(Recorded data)
+++

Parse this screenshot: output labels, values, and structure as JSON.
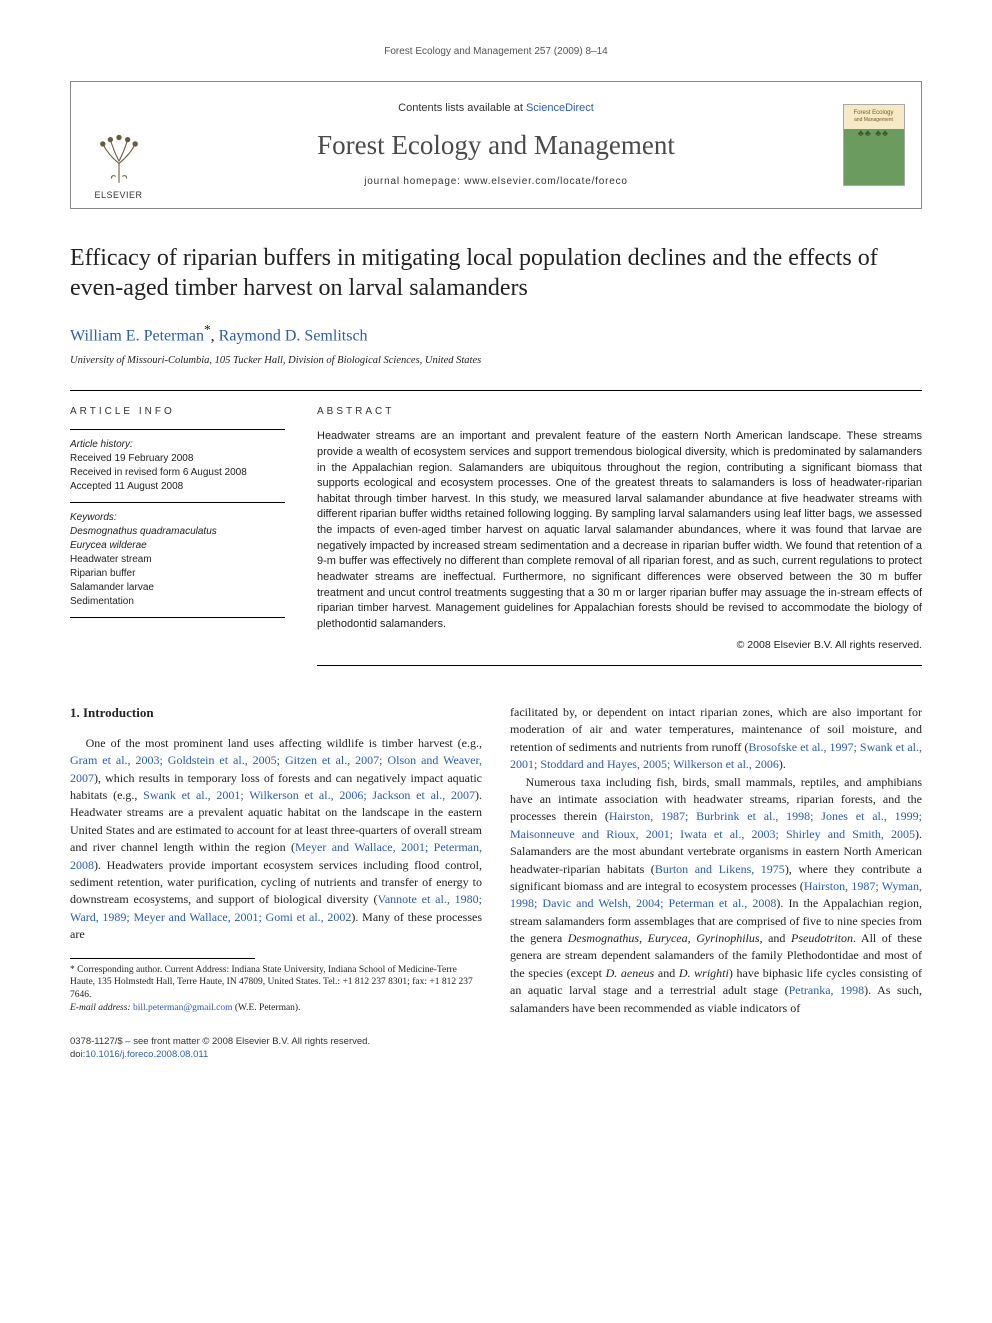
{
  "runningHead": "Forest Ecology and Management 257 (2009) 8–14",
  "banner": {
    "elsevierLabel": "ELSEVIER",
    "contentsPrefix": "Contents lists available at ",
    "contentsLink": "ScienceDirect",
    "journalName": "Forest Ecology and Management",
    "homepageLine": "journal homepage: www.elsevier.com/locate/foreco",
    "coverLine1": "Forest Ecology",
    "coverLine2": "and Management",
    "coverGlyphs": "♣♣ ♣♣"
  },
  "title": "Efficacy of riparian buffers in mitigating local population declines and the effects of even-aged timber harvest on larval salamanders",
  "authors": {
    "a1": "William E. Peterman",
    "a1sup": "*",
    "sep": ", ",
    "a2": "Raymond D. Semlitsch"
  },
  "affiliation": "University of Missouri-Columbia, 105 Tucker Hall, Division of Biological Sciences, United States",
  "info": {
    "heading": "ARTICLE INFO",
    "historyLabel": "Article history:",
    "h1": "Received 19 February 2008",
    "h2": "Received in revised form 6 August 2008",
    "h3": "Accepted 11 August 2008",
    "kwLabel": "Keywords:",
    "kw": [
      {
        "t": "Desmognathus quadramaculatus",
        "it": true
      },
      {
        "t": "Eurycea wilderae",
        "it": true
      },
      {
        "t": "Headwater stream",
        "it": false
      },
      {
        "t": "Riparian buffer",
        "it": false
      },
      {
        "t": "Salamander larvae",
        "it": false
      },
      {
        "t": "Sedimentation",
        "it": false
      }
    ]
  },
  "abstract": {
    "heading": "ABSTRACT",
    "text": "Headwater streams are an important and prevalent feature of the eastern North American landscape. These streams provide a wealth of ecosystem services and support tremendous biological diversity, which is predominated by salamanders in the Appalachian region. Salamanders are ubiquitous throughout the region, contributing a significant biomass that supports ecological and ecosystem processes. One of the greatest threats to salamanders is loss of headwater-riparian habitat through timber harvest. In this study, we measured larval salamander abundance at five headwater streams with different riparian buffer widths retained following logging. By sampling larval salamanders using leaf litter bags, we assessed the impacts of even-aged timber harvest on aquatic larval salamander abundances, where it was found that larvae are negatively impacted by increased stream sedimentation and a decrease in riparian buffer width. We found that retention of a 9-m buffer was effectively no different than complete removal of all riparian forest, and as such, current regulations to protect headwater streams are ineffectual. Furthermore, no significant differences were observed between the 30 m buffer treatment and uncut control treatments suggesting that a 30 m or larger riparian buffer may assuage the in-stream effects of riparian timber harvest. Management guidelines for Appalachian forests should be revised to accommodate the biology of plethodontid salamanders.",
    "copyright": "© 2008 Elsevier B.V. All rights reserved."
  },
  "body": {
    "sectionNum": "1.",
    "sectionTitle": "Introduction",
    "leftHtml": "One of the most prominent land uses affecting wildlife is timber harvest (e.g., <a href='#' data-name='cite-link' data-interactable='true'>Gram et al., 2003; Goldstein et al., 2005; Gitzen et al., 2007; Olson and Weaver, 2007</a>), which results in temporary loss of forests and can negatively impact aquatic habitats (e.g., <a href='#' data-name='cite-link' data-interactable='true'>Swank et al., 2001; Wilkerson et al., 2006; Jackson et al., 2007</a>). Headwater streams are a prevalent aquatic habitat on the landscape in the eastern United States and are estimated to account for at least three-quarters of overall stream and river channel length within the region (<a href='#' data-name='cite-link' data-interactable='true'>Meyer and Wallace, 2001; Peterman, 2008</a>). Headwaters provide important ecosystem services including flood control, sediment retention, water purification, cycling of nutrients and transfer of energy to downstream ecosystems, and support of biological diversity (<a href='#' data-name='cite-link' data-interactable='true'>Vannote et al., 1980; Ward, 1989; Meyer and Wallace, 2001; Gomi et al., 2002</a>). Many of these processes are",
    "rightHtml1": "facilitated by, or dependent on intact riparian zones, which are also important for moderation of air and water temperatures, maintenance of soil moisture, and retention of sediments and nutrients from runoff (<a href='#' data-name='cite-link' data-interactable='true'>Brosofske et al., 1997; Swank et al., 2001; Stoddard and Hayes, 2005; Wilkerson et al., 2006</a>).",
    "rightHtml2": "Numerous taxa including fish, birds, small mammals, reptiles, and amphibians have an intimate association with headwater streams, riparian forests, and the processes therein (<a href='#' data-name='cite-link' data-interactable='true'>Hairston, 1987; Burbrink et al., 1998; Jones et al., 1999; Maisonneuve and Rioux, 2001; Iwata et al., 2003; Shirley and Smith, 2005</a>). Salamanders are the most abundant vertebrate organisms in eastern North American headwater-riparian habitats (<a href='#' data-name='cite-link' data-interactable='true'>Burton and Likens, 1975</a>), where they contribute a significant biomass and are integral to ecosystem processes (<a href='#' data-name='cite-link' data-interactable='true'>Hairston, 1987; Wyman, 1998; Davic and Welsh, 2004; Peterman et al., 2008</a>). In the Appalachian region, stream salamanders form assemblages that are comprised of five to nine species from the genera <span class='ital'>Desmognathus, Eurycea, Gyrinophilus,</span> and <span class='ital'>Pseudotriton</span>. All of these genera are stream dependent salamanders of the family Plethodontidae and most of the species (except <span class='ital'>D. aeneus</span> and <span class='ital'>D. wrighti</span>) have biphasic life cycles consisting of an aquatic larval stage and a terrestrial adult stage (<a href='#' data-name='cite-link' data-interactable='true'>Petranka, 1998</a>). As such, salamanders have been recommended as viable indicators of"
  },
  "footnote": {
    "text": "* Corresponding author. Current Address: Indiana State University, Indiana School of Medicine-Terre Haute, 135 Holmstedt Hall, Terre Haute, IN 47809, United States. Tel.: +1 812 237 8301; fax: +1 812 237 7646.",
    "emailLabel": "E-mail address: ",
    "email": "bill.peterman@gmail.com",
    "emailSuffix": " (W.E. Peterman)."
  },
  "footer": {
    "line1": "0378-1127/$ – see front matter © 2008 Elsevier B.V. All rights reserved.",
    "doiLabel": "doi:",
    "doi": "10.1016/j.foreco.2008.08.011"
  },
  "colors": {
    "link": "#2a5db0",
    "rule": "#000000",
    "bannerBorder": "#888888"
  }
}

+++

What you have to do =>
From the entries, copy out each line containing the word "reserved".

Result =>
    "copyright": "© 2008 Elsevier B.V. All rights reserved."
    "line1": "0378-1127/$ – see front matter © 2008 Elsevier B.V. All rights reserved.",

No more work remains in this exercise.